### DATASET EXCERPTS

## START

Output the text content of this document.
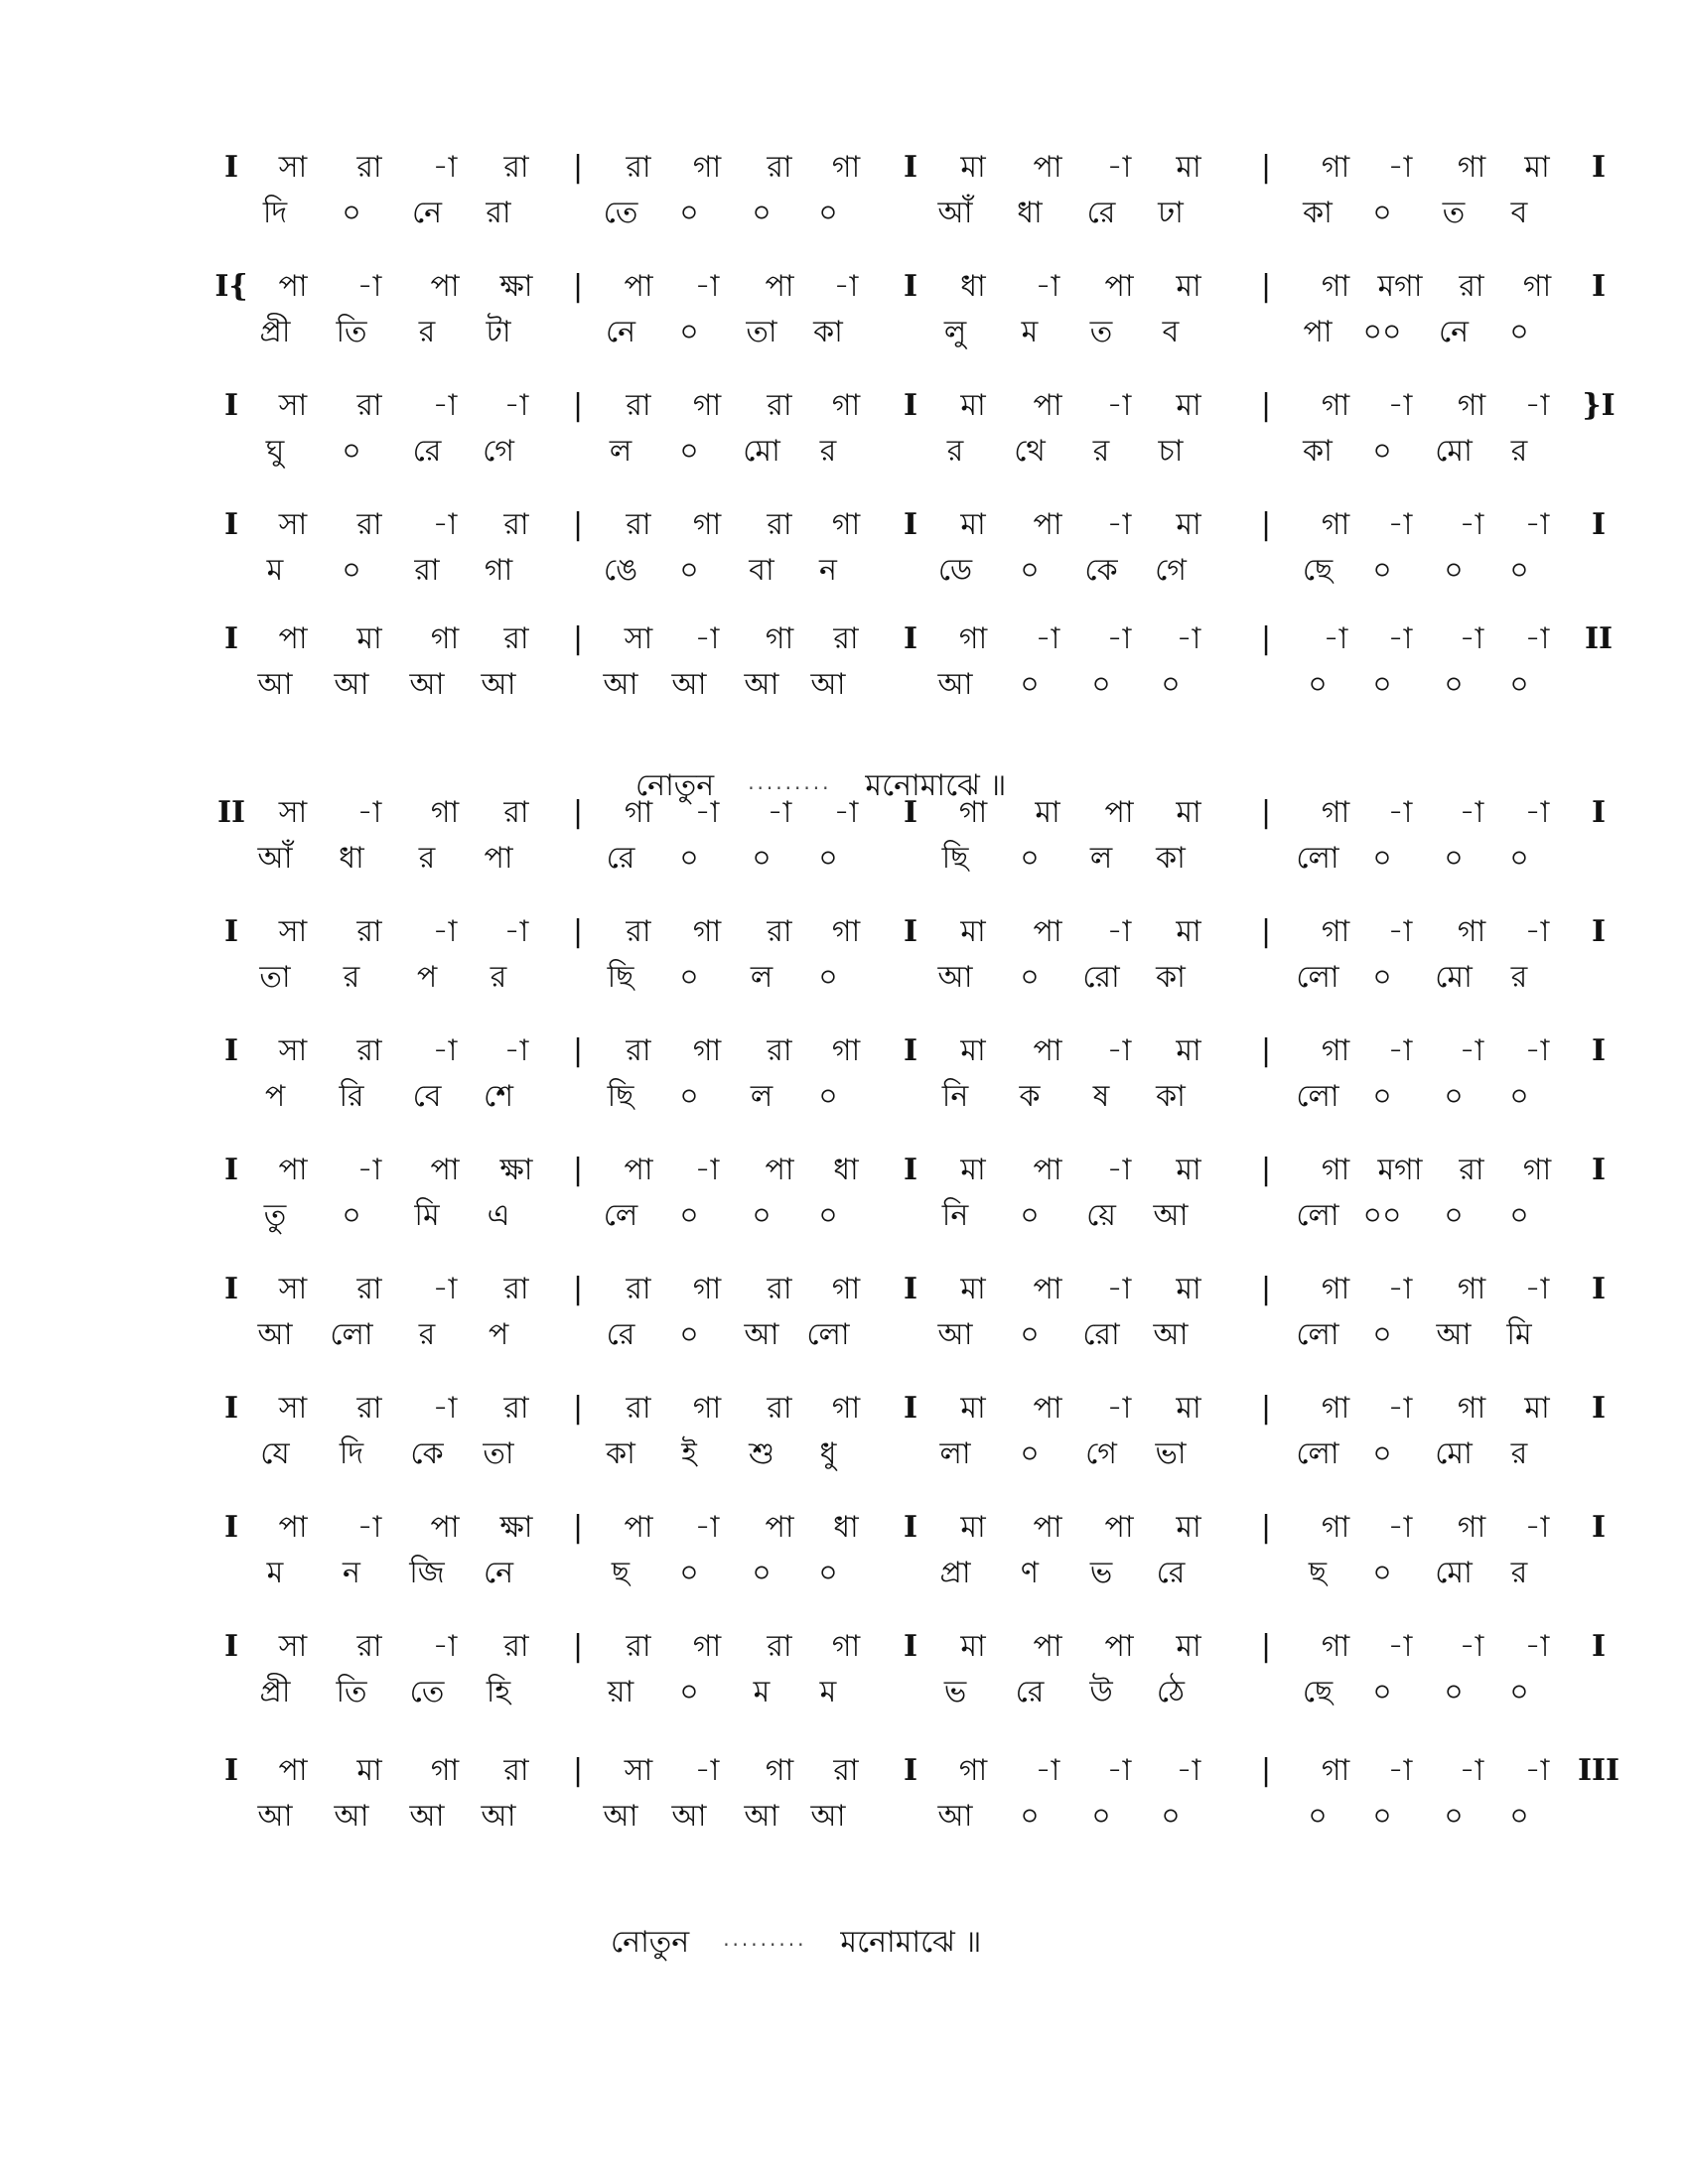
I সা রা -া রা | রা গা রা গা I মা পা -া মা | গা -া গা মা I
দি ০ নে রা	তে ০ ০ ০	আঁ ধা রে ঢা	কা ০ ত ব
I{ পা -া পা ক্ষা | পা -া পা -া I ধা -া পা মা | গা মগা রা গা I
প্রী তি র টা	নে ০ তা কা	লু ম ত ব	পা ০০ নে ০
I সা রা -া -া | রা গা রা গা I মা পা -া মা | গা -া গা -া }I
ঘু ০ রে গে	ল ০ মো র	র থে র চা	কা ০ মো র
I সা রা -া রা | রা গা রা গা I মা পা -া মা | গা -া -া -া I
ম ০ রা গা	ঙে ০ বা ন	ডে ০ কে গে	ছে ০ ০ ০
I পা মা গা রা | সা -া গা রা I গা -া -া -া | -া -া -া -া II
আ আ আ আ	আ আ আ আ	আ ০ ০ ০	০ ০ ০ ০
নোতুন ········· মনোমাঝে ॥
II সা -া গা রা | গা -া -া -া I গা মা পা মা | গা -া -া -া I
আঁ ধা র পা	রে ০ ০ ০	ছি ০ ল কা	লো ০ ০ ০
I সা রা -া -া | রা গা রা গা I মা পা -া মা | গা -া গা -া I
তা র প র	ছি ০ ল ০	আ ০ রো কা	লো ০ মো র
I সা রা -া -া | রা গা রা গা I মা পা -া মা | গা -া -া -া I
প রি বে শে	ছি ০ ল ০	নি ক ষ কা	লো ০ ০ ০
I পা -া পা ক্ষা | পা -া পা ধা I মা পা -া মা | গা মগা রা গা I
তু ০ মি এ	লে ০ ০ ০	নি ০ য়ে আ	লো ০০ ০ ০
I সা রা -া রা | রা গা রা গা I মা পা -া মা | গা -া গা -া I
আ লো র প	রে ০ আ লো	আ ০ রো আ	লো ০ আ মি
I সা রা -া রা | রা গা রা গা I মা পা -া মা | গা -া গা মা I
যে দি কে তা	কা ই শু ধু	লা ০ গে ভা	লো ০ মো র
I পা -া পা ক্ষা | পা -া পা ধা I মা পা পা মা | গা -া গা -া I
ম ন জি নে	ছ ০ ০ ০	প্রা ণ ভ রে	ছ ০ মো র
I সা রা -া রা | রা গা রা গা I মা পা পা মা | গা -া -া -া I
প্রী তি তে হি	য়া ০ ম ম	ভ রে উ ঠে	ছে ০ ০ ০
I পা মা গা রা | সা -া গা রা I গা -া -া -া | গা -া -া -া III
আ আ আ আ	আ আ আ আ	আ ০ ০ ০	০ ০ ০ ০
নোতুন ········· মনোমাঝে ॥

## END

### BRIEF
Make an exact copy of the records above, with the pictures left out.

### REPLY TO THE EXERCISE
Output the text content of this document.
I সা রা -া রা | রা গা রা গা I মা পা -া মা | গা -া গা মা I
দি ০ নে রা	তে ০ ০ ০	আঁ ধা রে ঢা	কা ০ ত ব
I{ পা -া পা ক্ষা | পা -া পা -া I ধা -া পা মা | গা মগা রা গা I
প্রী তি র টা	নে ০ তা কা	লু ম ত ব	পা ০০ নে ০
I সা রা -া -া | রা গা রা গা I মা পা -া মা | গা -া গা -া }I
ঘু ০ রে গে	ল ০ মো র	র থে র চা	কা ০ মো র
I সা রা -া রা | রা গা রা গা I মা পা -া মা | গা -া -া -া I
ম ০ রা গা	ঙে ০ বা ন	ডে ০ কে গে	ছে ০ ০ ০
I পা মা গা রা | সা -া গা রা I গা -া -া -া | -া -া -া -া II
আ আ আ আ	আ আ আ আ	আ ০ ০ ০	০ ০ ০ ০
নোতুন ········· মনোমাঝে ॥
II সা -া গা রা | গা -া -া -া I গা মা পা মা | গা -া -া -া I
আঁ ধা র পা	রে ০ ০ ০	ছি ০ ল কা	লো ০ ০ ০
I সা রা -া -া | রা গা রা গা I মা পা -া মা | গা -া গা -া I
তা র প র	ছি ০ ল ০	আ ০ রো কা	লো ০ মো র
I সা রা -া -া | রা গা রা গা I মা পা -া মা | গা -া -া -া I
প রি বে শে	ছি ০ ল ০	নি ক ষ কা	লো ০ ০ ০
I পা -া পা ক্ষা | পা -া পা ধা I মা পা -া মা | গা মগা রা গা I
তু ০ মি এ	লে ০ ০ ০	নি ০ য়ে আ	লো ০০ ০ ০
I সা রা -া রা | রা গা রা গা I মা পা -া মা | গা -া গা -া I
আ লো র প	রে ০ আ লো	আ ০ রো আ	লো ০ আ মি
I সা রা -া রা | রা গা রা গা I মা পা -া মা | গা -া গা মা I
যে দি কে তা	কা ই শু ধু	লা ০ গে ভা	লো ০ মো র
I পা -া পা ক্ষা | পা -া পা ধা I মা পা পা মা | গা -া গা -া I
ম ন জি নে	ছ ০ ০ ০	প্রা ণ ভ রে	ছ ০ মো র
I সা রা -া রা | রা গা রা গা I মা পা পা মা | গা -া -া -া I
প্রী তি তে হি	য়া ০ ম ম	ভ রে উ ঠে	ছে ০ ০ ০
I পা মা গা রা | সা -া গা রা I গা -া -া -া | গা -া -া -া III
আ আ আ আ	আ আ আ আ	আ ০ ০ ০	০ ০ ০ ০
নোতুন ········· মনোমাঝে ॥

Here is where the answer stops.